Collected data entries
--------

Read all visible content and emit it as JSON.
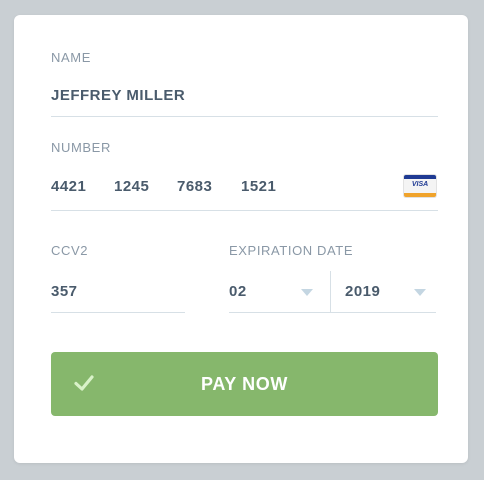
{
  "form": {
    "name_label": "NAME",
    "name_value": "JEFFREY MILLER",
    "number_label": "NUMBER",
    "number_groups": [
      "4421",
      "1245",
      "7683",
      "1521"
    ],
    "card_brand": "VISA",
    "ccv_label": "CCV2",
    "ccv_value": "357",
    "expiration_label": "EXPIRATION DATE",
    "expiration_month": "02",
    "expiration_year": "2019"
  },
  "button": {
    "label": "PAY NOW",
    "icon": "check-icon",
    "color": "#86b76c"
  },
  "colors": {
    "background": "#c9cfd3",
    "card": "#ffffff",
    "label": "#8a98a6",
    "value": "#4a5b6c",
    "divider": "#d7e0e6",
    "caret": "#c4d6e2"
  }
}
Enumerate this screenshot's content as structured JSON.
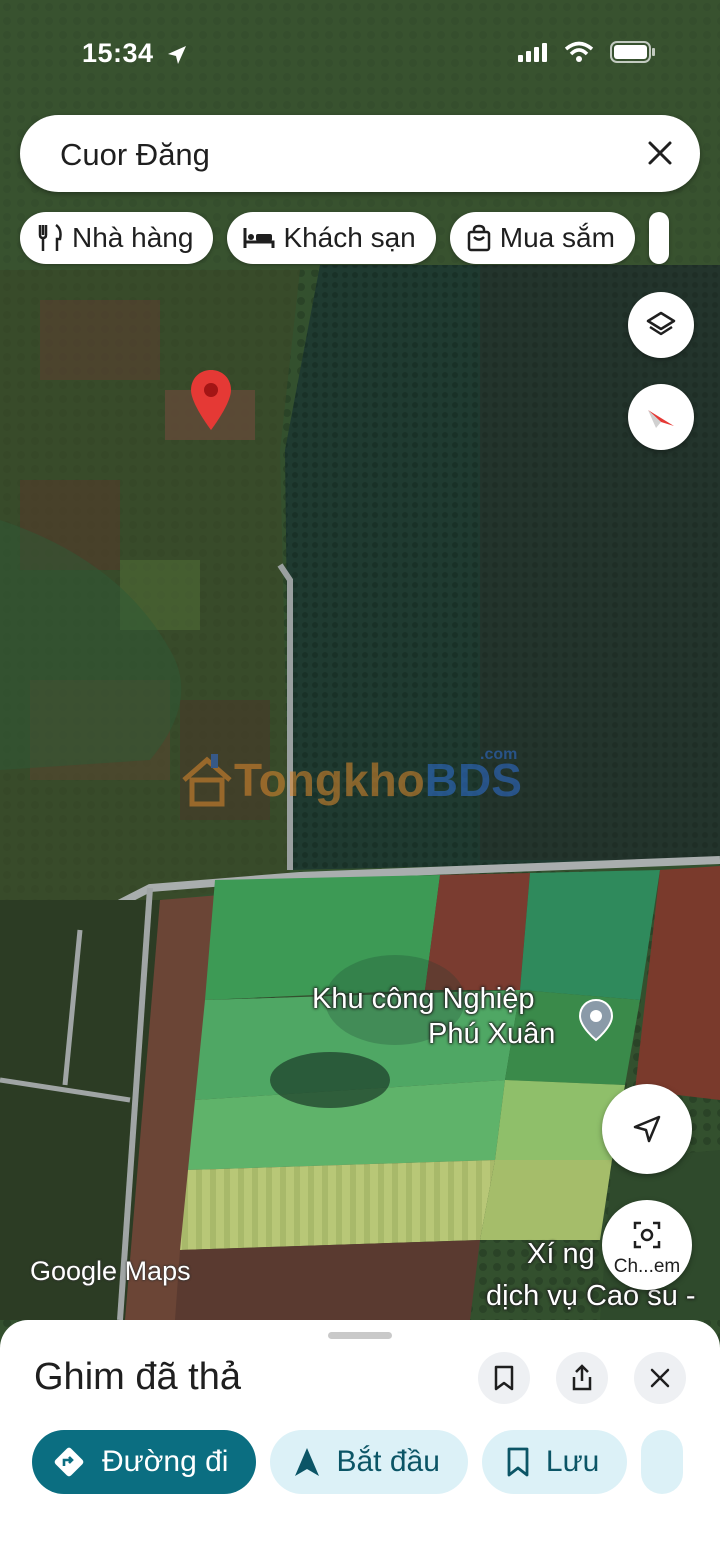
{
  "status_bar": {
    "time": "15:34"
  },
  "search": {
    "query": "Cuor Đăng"
  },
  "chips": [
    {
      "label": "Nhà hàng",
      "icon": "restaurant-icon"
    },
    {
      "label": "Khách sạn",
      "icon": "hotel-icon"
    },
    {
      "label": "Mua sắm",
      "icon": "shopping-bag-icon"
    }
  ],
  "map": {
    "labels": {
      "industrial_line1": "Khu công Nghiệp",
      "industrial_line2": "Phú Xuân",
      "factory_line1": "Xí ng",
      "factory_line2": "dịch vụ Cao su -"
    },
    "watermark": {
      "part1": "Tongkho",
      "part2": "BDS",
      "suffix": ".com"
    },
    "attribution": "Google Maps",
    "image_search_label": "Ch...em"
  },
  "sheet": {
    "title": "Ghim đã thả",
    "actions": [
      {
        "label": "Đường đi",
        "icon": "directions-icon",
        "primary": true
      },
      {
        "label": "Bắt đầu",
        "icon": "navigation-arrow-icon"
      },
      {
        "label": "Lưu",
        "icon": "bookmark-icon"
      }
    ]
  },
  "colors": {
    "accent": "#0b6e81",
    "action_bg": "#dcf1f7",
    "pin": "#e53935"
  }
}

--------

EXERCISE
Above are records with pictures; repeat the records exactly and leave the pictures out.

REPLY
Read all visible content and emit it as JSON.
{
  "form": {
    "name_label": "NAME",
    "name_value": "JEFFREY MILLER",
    "number_label": "NUMBER",
    "number_groups": [
      "4421",
      "1245",
      "7683",
      "1521"
    ],
    "card_brand": "VISA",
    "ccv_label": "CCV2",
    "ccv_value": "357",
    "expiration_label": "EXPIRATION DATE",
    "expiration_month": "02",
    "expiration_year": "2019"
  },
  "button": {
    "label": "PAY NOW",
    "icon": "check-icon",
    "color": "#86b76c"
  },
  "colors": {
    "background": "#c9cfd3",
    "card": "#ffffff",
    "label": "#8a98a6",
    "value": "#4a5b6c",
    "divider": "#d7e0e6",
    "caret": "#c4d6e2"
  }
}
Enumerate this screenshot's content as structured JSON.
{
  "status_bar": {
    "time": "15:34"
  },
  "search": {
    "query": "Cuor Đăng"
  },
  "chips": [
    {
      "label": "Nhà hàng",
      "icon": "restaurant-icon"
    },
    {
      "label": "Khách sạn",
      "icon": "hotel-icon"
    },
    {
      "label": "Mua sắm",
      "icon": "shopping-bag-icon"
    }
  ],
  "map": {
    "labels": {
      "industrial_line1": "Khu công Nghiệp",
      "industrial_line2": "Phú Xuân",
      "factory_line1": "Xí ng",
      "factory_line2": "dịch vụ Cao su -"
    },
    "watermark": {
      "part1": "Tongkho",
      "part2": "BDS",
      "suffix": ".com"
    },
    "attribution": "Google Maps",
    "image_search_label": "Ch...em"
  },
  "sheet": {
    "title": "Ghim đã thả",
    "actions": [
      {
        "label": "Đường đi",
        "icon": "directions-icon",
        "primary": true
      },
      {
        "label": "Bắt đầu",
        "icon": "navigation-arrow-icon"
      },
      {
        "label": "Lưu",
        "icon": "bookmark-icon"
      }
    ]
  },
  "colors": {
    "accent": "#0b6e81",
    "action_bg": "#dcf1f7",
    "pin": "#e53935"
  }
}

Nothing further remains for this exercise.